▸ **Dataset records**:
========================================================================
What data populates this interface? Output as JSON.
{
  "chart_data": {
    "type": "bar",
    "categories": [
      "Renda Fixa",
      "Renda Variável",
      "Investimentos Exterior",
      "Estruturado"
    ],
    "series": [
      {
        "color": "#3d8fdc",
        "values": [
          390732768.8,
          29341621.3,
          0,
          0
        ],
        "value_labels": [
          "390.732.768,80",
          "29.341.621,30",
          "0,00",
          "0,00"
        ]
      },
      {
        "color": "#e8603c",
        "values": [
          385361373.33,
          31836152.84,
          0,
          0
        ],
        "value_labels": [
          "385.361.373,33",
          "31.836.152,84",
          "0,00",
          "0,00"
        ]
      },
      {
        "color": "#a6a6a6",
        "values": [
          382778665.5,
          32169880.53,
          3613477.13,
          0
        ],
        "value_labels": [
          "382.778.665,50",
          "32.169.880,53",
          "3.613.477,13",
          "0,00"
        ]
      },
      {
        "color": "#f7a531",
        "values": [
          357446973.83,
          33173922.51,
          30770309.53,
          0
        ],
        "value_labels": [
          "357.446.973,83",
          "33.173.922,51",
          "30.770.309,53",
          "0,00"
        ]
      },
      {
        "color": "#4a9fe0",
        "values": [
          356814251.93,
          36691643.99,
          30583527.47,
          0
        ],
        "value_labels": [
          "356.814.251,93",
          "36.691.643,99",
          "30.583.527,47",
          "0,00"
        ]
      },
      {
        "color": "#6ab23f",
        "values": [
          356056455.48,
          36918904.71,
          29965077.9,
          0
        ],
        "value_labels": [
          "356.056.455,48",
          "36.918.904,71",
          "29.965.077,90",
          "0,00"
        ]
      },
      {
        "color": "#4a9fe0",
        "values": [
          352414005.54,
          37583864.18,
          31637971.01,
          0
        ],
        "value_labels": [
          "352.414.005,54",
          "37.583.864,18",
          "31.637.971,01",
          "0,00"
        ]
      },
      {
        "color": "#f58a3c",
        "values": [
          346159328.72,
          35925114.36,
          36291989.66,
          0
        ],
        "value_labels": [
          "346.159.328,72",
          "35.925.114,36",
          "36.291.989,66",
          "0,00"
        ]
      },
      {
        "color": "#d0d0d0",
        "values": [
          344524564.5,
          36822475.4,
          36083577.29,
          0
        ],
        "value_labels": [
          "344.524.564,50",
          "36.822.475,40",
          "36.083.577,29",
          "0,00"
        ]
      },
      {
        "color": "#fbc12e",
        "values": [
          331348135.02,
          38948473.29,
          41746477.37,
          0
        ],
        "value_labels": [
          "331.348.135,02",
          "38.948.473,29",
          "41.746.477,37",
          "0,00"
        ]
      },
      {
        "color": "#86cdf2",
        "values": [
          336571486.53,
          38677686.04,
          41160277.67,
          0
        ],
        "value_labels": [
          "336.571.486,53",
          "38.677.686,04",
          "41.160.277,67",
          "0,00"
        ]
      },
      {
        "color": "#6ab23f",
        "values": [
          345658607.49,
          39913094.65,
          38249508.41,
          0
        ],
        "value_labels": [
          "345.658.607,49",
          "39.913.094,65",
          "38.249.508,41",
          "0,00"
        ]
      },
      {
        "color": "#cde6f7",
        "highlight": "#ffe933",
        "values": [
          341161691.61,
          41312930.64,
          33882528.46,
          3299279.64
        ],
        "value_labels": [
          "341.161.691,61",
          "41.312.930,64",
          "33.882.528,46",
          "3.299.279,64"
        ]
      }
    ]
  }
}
========================================================================
▸ **Problem description**: Reproduce the listing above verbatim, from first line to last.

▸ **Written answer**:
What data populates this interface? Output as JSON.
{
  "chart_data": {
    "type": "bar",
    "categories": [
      "Renda Fixa",
      "Renda Variável",
      "Investimentos Exterior",
      "Estruturado"
    ],
    "series": [
      {
        "color": "#3d8fdc",
        "values": [
          390732768.8,
          29341621.3,
          0,
          0
        ],
        "value_labels": [
          "390.732.768,80",
          "29.341.621,30",
          "0,00",
          "0,00"
        ]
      },
      {
        "color": "#e8603c",
        "values": [
          385361373.33,
          31836152.84,
          0,
          0
        ],
        "value_labels": [
          "385.361.373,33",
          "31.836.152,84",
          "0,00",
          "0,00"
        ]
      },
      {
        "color": "#a6a6a6",
        "values": [
          382778665.5,
          32169880.53,
          3613477.13,
          0
        ],
        "value_labels": [
          "382.778.665,50",
          "32.169.880,53",
          "3.613.477,13",
          "0,00"
        ]
      },
      {
        "color": "#f7a531",
        "values": [
          357446973.83,
          33173922.51,
          30770309.53,
          0
        ],
        "value_labels": [
          "357.446.973,83",
          "33.173.922,51",
          "30.770.309,53",
          "0,00"
        ]
      },
      {
        "color": "#4a9fe0",
        "values": [
          356814251.93,
          36691643.99,
          30583527.47,
          0
        ],
        "value_labels": [
          "356.814.251,93",
          "36.691.643,99",
          "30.583.527,47",
          "0,00"
        ]
      },
      {
        "color": "#6ab23f",
        "values": [
          356056455.48,
          36918904.71,
          29965077.9,
          0
        ],
        "value_labels": [
          "356.056.455,48",
          "36.918.904,71",
          "29.965.077,90",
          "0,00"
        ]
      },
      {
        "color": "#4a9fe0",
        "values": [
          352414005.54,
          37583864.18,
          31637971.01,
          0
        ],
        "value_labels": [
          "352.414.005,54",
          "37.583.864,18",
          "31.637.971,01",
          "0,00"
        ]
      },
      {
        "color": "#f58a3c",
        "values": [
          346159328.72,
          35925114.36,
          36291989.66,
          0
        ],
        "value_labels": [
          "346.159.328,72",
          "35.925.114,36",
          "36.291.989,66",
          "0,00"
        ]
      },
      {
        "color": "#d0d0d0",
        "values": [
          344524564.5,
          36822475.4,
          36083577.29,
          0
        ],
        "value_labels": [
          "344.524.564,50",
          "36.822.475,40",
          "36.083.577,29",
          "0,00"
        ]
      },
      {
        "color": "#fbc12e",
        "values": [
          331348135.02,
          38948473.29,
          41746477.37,
          0
        ],
        "value_labels": [
          "331.348.135,02",
          "38.948.473,29",
          "41.746.477,37",
          "0,00"
        ]
      },
      {
        "color": "#86cdf2",
        "values": [
          336571486.53,
          38677686.04,
          41160277.67,
          0
        ],
        "value_labels": [
          "336.571.486,53",
          "38.677.686,04",
          "41.160.277,67",
          "0,00"
        ]
      },
      {
        "color": "#6ab23f",
        "values": [
          345658607.49,
          39913094.65,
          38249508.41,
          0
        ],
        "value_labels": [
          "345.658.607,49",
          "39.913.094,65",
          "38.249.508,41",
          "0,00"
        ]
      },
      {
        "color": "#cde6f7",
        "highlight": "#ffe933",
        "values": [
          341161691.61,
          41312930.64,
          33882528.46,
          3299279.64
        ],
        "value_labels": [
          "341.161.691,61",
          "41.312.930,64",
          "33.882.528,46",
          "3.299.279,64"
        ]
      }
    ]
  }
}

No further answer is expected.